GIVEN REQUEST: Search the material for the string "Your" and copy each line where it occurs.

(Collection entries)
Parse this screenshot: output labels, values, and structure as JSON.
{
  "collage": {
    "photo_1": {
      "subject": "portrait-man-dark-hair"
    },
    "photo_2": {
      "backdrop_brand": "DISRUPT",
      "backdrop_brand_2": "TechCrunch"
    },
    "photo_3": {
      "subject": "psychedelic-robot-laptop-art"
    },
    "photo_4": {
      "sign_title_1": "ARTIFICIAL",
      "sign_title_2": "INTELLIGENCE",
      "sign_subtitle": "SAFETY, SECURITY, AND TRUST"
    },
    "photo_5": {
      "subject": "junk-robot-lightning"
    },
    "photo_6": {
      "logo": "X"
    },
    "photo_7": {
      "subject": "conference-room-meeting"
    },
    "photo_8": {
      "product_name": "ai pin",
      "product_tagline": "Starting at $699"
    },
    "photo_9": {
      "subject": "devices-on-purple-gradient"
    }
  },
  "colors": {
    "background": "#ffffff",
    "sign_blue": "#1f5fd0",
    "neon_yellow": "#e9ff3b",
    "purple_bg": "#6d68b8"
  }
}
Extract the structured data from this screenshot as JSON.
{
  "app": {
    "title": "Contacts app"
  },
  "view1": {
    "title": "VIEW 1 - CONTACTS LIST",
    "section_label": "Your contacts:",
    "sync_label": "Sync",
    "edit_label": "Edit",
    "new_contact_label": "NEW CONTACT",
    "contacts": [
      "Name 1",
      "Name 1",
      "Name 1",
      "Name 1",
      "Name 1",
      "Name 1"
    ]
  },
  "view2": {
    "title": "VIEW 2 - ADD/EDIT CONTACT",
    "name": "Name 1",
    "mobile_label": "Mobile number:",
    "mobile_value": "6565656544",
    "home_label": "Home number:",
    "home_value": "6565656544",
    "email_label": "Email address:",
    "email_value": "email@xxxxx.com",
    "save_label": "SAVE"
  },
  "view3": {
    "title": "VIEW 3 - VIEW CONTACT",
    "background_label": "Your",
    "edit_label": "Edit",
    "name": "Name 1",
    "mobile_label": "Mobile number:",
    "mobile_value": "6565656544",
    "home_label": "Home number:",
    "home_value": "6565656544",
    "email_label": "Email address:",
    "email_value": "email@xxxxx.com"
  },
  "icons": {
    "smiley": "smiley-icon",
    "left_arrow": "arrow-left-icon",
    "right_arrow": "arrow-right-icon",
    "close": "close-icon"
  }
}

EXPECTED ANSWER:
    "section_label": "Your contacts:",
    "background_label": "Your",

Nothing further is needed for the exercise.